_REQUIRED ACTION 1_.
Summarize the Hades 2 news piece in two sentences.
_REQUIRED ACTION 2_.
Write the next part of the Hades 2 news piece, picking up after its final sentence.

Hades 2 is coming to Xbox Series X/S and PlayStation 5 on April 14, 2026. Game Pass subscribers get it at no extra cost on day one. If you skipped it on PC or Switch, this is a good time to catch up. Meanwhile, dataminers spotted a possible new lower-tier Game Pass plan with only older first-party games, codenamed "Trion", nothing official yet, but worth watching.
Supergiant's Hades 2 is heading to Xbox and PlayStation 5 on April 14th, and it will be on Game Pass from day one.
The game launched on PC and Switch back in September 2025 to near-universal acclaim, including a five-star review from Eurogamer. If you have Game Pass and a console, you now have a concrete date to block out.
What Is Hades 2?
Hades 2 follows Melinoe, the sister of Zagreus from the original Hades, as she fights her way through the underworld to confront the titan Chronos. It keeps everything that made the first game great, including the addictive roguelite combat, the dense lore-drip storytelling, and the incredible presentation, then builds on all of it.
It is one of the best-reviewed games of 2025. If you put it off because you do not own a PC or Switch, April 14th removes that excuse.
What Game Pass Gets You
The deal here is solid. Hades 2 will be available on Game Pass on the same day it launches on Xbox, with Play Anywhere support included. That means you can also play it on PC through your Game Pass subscription if you want.
At the current Game Pass Ultimate price, getting Hades 2 free on launch day is exactly the kind of value proposition that justifies the subscription fee. This is not some older back-catalogue addition. It is a day-one drop of a critically acclaimed game.
Meanwhile: A Possible New Game Pass Tier on the Horizon
Separate from the Hades 2 news, dataminers this week found references to what may be a new, unannounced Game Pass tier codenamed "Trion." According to dataminer @redphx, Trion appears to include only older Xbox first-party titles, things like Doom Eternal, Fallout 4, Gears 5, Halo 5, and Ori and the Blind Forest.

Page layout parsing rows
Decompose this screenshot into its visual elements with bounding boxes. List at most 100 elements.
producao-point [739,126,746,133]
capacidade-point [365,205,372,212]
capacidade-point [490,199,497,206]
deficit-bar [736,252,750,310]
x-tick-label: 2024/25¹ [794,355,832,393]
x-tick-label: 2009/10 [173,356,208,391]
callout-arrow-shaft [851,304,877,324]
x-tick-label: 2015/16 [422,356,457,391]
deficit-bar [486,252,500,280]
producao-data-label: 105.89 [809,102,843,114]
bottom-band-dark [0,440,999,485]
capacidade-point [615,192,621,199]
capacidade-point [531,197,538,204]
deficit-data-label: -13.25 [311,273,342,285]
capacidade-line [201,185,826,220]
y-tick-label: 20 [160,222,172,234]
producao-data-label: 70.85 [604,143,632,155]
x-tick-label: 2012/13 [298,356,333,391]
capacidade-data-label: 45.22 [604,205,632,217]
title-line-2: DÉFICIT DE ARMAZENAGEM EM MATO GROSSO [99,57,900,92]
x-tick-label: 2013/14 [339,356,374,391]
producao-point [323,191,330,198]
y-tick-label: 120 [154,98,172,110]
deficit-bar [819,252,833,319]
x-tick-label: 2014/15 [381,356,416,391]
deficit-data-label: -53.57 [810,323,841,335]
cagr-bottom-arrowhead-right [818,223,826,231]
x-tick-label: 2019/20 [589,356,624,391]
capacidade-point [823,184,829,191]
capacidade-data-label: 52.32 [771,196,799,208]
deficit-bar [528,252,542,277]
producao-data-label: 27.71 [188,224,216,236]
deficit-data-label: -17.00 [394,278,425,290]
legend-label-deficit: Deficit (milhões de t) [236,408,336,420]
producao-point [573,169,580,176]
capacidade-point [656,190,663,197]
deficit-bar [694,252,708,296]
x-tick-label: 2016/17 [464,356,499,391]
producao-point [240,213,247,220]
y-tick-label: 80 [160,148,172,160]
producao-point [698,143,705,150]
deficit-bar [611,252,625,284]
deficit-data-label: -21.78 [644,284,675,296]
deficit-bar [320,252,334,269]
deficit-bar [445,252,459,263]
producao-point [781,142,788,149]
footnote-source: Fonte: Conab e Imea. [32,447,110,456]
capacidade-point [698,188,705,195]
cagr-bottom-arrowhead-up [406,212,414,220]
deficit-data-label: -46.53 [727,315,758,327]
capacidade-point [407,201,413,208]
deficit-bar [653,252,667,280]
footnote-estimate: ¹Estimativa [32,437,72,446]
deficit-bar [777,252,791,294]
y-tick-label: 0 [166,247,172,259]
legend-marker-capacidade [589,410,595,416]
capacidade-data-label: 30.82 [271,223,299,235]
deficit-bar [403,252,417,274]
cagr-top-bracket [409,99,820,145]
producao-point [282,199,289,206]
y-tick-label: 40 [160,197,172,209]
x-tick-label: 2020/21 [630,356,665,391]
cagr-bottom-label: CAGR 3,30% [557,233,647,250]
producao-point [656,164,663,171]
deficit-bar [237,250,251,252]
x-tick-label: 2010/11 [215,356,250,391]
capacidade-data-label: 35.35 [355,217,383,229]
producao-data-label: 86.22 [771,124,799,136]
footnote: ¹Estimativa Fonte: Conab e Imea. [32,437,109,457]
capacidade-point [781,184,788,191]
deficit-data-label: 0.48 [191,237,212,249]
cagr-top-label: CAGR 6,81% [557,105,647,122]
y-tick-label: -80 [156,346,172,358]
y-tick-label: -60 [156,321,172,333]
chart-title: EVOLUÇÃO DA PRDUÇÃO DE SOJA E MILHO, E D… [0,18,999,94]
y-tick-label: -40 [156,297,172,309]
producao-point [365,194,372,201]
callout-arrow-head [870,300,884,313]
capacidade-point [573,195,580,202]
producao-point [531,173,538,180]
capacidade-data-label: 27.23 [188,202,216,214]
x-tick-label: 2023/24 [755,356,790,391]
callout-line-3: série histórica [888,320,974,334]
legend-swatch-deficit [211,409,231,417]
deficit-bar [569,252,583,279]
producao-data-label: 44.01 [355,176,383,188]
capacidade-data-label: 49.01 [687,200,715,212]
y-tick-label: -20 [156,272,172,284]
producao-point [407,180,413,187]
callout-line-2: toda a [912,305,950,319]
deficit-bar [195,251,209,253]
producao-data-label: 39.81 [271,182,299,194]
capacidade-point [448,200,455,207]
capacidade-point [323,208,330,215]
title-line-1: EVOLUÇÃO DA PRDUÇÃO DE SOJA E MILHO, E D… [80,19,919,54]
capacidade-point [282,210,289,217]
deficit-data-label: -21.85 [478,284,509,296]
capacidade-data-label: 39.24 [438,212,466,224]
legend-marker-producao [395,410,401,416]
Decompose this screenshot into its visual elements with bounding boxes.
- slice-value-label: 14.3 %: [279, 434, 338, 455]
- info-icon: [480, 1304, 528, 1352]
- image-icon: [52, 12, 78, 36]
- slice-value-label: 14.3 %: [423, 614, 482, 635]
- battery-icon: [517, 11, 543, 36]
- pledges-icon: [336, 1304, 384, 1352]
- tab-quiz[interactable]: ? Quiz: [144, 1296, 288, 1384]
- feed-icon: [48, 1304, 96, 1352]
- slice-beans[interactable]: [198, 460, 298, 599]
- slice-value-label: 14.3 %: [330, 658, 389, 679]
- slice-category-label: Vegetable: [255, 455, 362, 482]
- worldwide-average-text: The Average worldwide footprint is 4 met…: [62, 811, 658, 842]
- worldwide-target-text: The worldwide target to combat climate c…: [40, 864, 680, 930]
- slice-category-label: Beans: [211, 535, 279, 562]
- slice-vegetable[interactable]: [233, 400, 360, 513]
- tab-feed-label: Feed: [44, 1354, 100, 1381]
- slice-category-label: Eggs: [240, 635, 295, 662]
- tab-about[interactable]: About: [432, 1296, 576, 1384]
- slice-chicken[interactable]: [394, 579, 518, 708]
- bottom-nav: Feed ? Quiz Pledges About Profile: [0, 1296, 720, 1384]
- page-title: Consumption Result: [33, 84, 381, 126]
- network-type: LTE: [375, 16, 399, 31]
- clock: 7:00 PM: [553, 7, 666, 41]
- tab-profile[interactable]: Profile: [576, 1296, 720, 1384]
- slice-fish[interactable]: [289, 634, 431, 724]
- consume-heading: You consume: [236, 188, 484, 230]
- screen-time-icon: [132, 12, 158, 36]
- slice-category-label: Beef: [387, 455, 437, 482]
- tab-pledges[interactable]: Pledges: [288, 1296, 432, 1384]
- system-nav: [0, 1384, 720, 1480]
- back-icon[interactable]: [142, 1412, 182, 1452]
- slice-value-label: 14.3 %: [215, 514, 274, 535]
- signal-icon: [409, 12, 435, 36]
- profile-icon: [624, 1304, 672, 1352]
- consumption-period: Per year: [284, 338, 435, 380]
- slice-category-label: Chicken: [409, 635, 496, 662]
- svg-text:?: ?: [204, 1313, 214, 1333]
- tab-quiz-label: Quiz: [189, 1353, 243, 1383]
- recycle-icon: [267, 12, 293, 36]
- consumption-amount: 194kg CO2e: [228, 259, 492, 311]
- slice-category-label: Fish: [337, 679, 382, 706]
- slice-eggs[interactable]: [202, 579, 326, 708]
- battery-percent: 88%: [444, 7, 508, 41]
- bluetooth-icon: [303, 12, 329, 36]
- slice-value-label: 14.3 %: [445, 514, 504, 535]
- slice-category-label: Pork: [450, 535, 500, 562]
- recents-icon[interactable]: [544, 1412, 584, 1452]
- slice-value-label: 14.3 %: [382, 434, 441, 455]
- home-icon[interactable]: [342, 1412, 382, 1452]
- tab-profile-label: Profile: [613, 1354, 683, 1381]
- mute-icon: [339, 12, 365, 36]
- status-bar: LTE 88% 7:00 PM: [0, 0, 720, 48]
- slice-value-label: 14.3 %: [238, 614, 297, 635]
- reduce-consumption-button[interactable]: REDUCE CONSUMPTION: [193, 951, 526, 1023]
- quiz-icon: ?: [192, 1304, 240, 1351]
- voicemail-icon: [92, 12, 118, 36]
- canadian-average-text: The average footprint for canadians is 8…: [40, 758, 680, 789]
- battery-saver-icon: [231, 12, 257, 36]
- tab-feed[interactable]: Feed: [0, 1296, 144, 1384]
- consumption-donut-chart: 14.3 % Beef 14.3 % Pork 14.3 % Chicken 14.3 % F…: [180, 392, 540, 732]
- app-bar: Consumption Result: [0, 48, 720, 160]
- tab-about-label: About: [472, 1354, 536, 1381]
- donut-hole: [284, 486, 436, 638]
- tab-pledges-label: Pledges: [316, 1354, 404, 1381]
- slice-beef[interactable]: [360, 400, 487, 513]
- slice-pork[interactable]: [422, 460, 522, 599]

_WRITTEN RESPONSE 1_.
Hades 2, which launched on PC and Switch in September 2025 to near-universal acclaim, comes to Xbox Series X/S and PlayStation 5 on April 14, 2026, and will be on Game Pass from day one with Play Anywhere support. Separately, dataminers found references to an unannounced Game Pass tier codenamed "Trion" that appears to include only older Xbox first-party titles.

_WRITTEN RESPONSE 2_.
Newer titles like Starfield, Indiana Jones and the Great Circle, and South of Midnight are not on the list.
Nothing is confirmed. Microsoft has not said a word about Trion, and it could be an experiment, a cancelled idea, or an incomplete snapshot. But it fits a pattern. Game Pass has been gradually getting more expensive and more layered over time. A cheaper first-party-only tier would let Microsoft expand the subscriber base while protecting the premium value of Ultimate.
If Trion turns out to be real and priced lower than Essential, that changes the calculation for budget subscribers. It would be a weaker library, mostly older stuff, but it could be a reasonable entry point for people who are not interested in third-party titles.
Worth watching. Not worth acting on yet.
The Takeaway
Two things to keep in mind this week: April 14th is your date for Hades 2 on console, and if you have Game Pass, you're already covered. Second, the subscription itself may be about to get more options. That's not necessarily bad news for value hunters, though the specifics matter a lot.
For now, the move is simple: if you haven't played Hades 2 yet and you have Game Pass, mark the date.